Figure record extracts —
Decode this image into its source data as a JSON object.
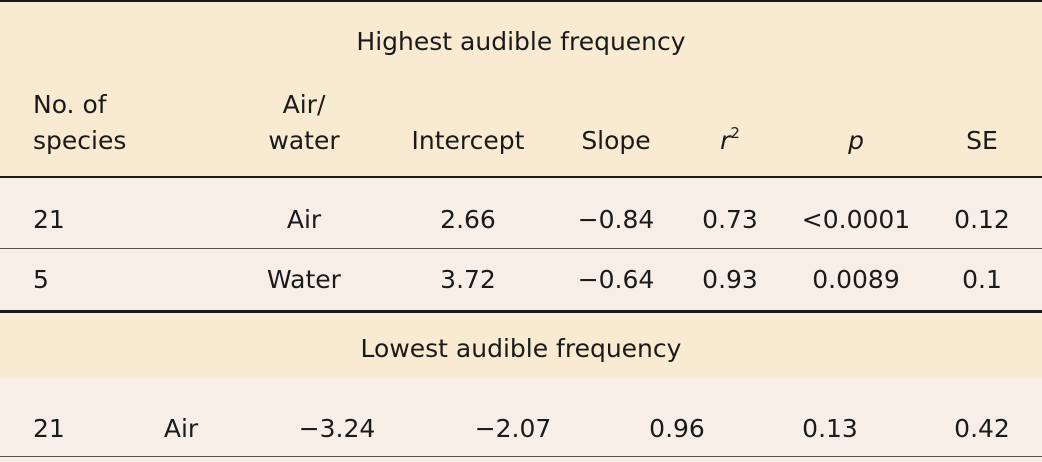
{
  "table": {
    "section1": {
      "title": "Highest audible frequency",
      "headers": {
        "no_species_line1": "No. of",
        "no_species_line2": "species",
        "medium_line1": "Air/",
        "medium_line2": "water",
        "intercept": "Intercept",
        "slope": "Slope",
        "r2_base": "r",
        "r2_sup": "2",
        "p": "p",
        "se": "SE"
      },
      "rows": [
        {
          "n": "21",
          "medium": "Air",
          "intercept": "2.66",
          "slope": "−0.84",
          "r2": "0.73",
          "p": "<0.0001",
          "se": "0.12"
        },
        {
          "n": "5",
          "medium": "Water",
          "intercept": "3.72",
          "slope": "−0.64",
          "r2": "0.93",
          "p": "0.0089",
          "se": "0.1"
        }
      ]
    },
    "section2": {
      "title": "Lowest audible frequency",
      "rows": [
        {
          "n": "21",
          "medium": "Air",
          "intercept": "−3.24",
          "slope": "−2.07",
          "r2": "0.96",
          "p": "0.13",
          "se": "0.42"
        }
      ]
    }
  }
}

DESCRIPTION OF THE TASK —
Leave out the pictures and restate everything else word for word.

ANSWER TO THIS EXERCISE —
Decode this image into its source data as a JSON object.
{
  "table": {
    "section1": {
      "title": "Highest audible frequency",
      "headers": {
        "no_species_line1": "No. of",
        "no_species_line2": "species",
        "medium_line1": "Air/",
        "medium_line2": "water",
        "intercept": "Intercept",
        "slope": "Slope",
        "r2_base": "r",
        "r2_sup": "2",
        "p": "p",
        "se": "SE"
      },
      "rows": [
        {
          "n": "21",
          "medium": "Air",
          "intercept": "2.66",
          "slope": "−0.84",
          "r2": "0.73",
          "p": "<0.0001",
          "se": "0.12"
        },
        {
          "n": "5",
          "medium": "Water",
          "intercept": "3.72",
          "slope": "−0.64",
          "r2": "0.93",
          "p": "0.0089",
          "se": "0.1"
        }
      ]
    },
    "section2": {
      "title": "Lowest audible frequency",
      "rows": [
        {
          "n": "21",
          "medium": "Air",
          "intercept": "−3.24",
          "slope": "−2.07",
          "r2": "0.96",
          "p": "0.13",
          "se": "0.42"
        }
      ]
    }
  }
}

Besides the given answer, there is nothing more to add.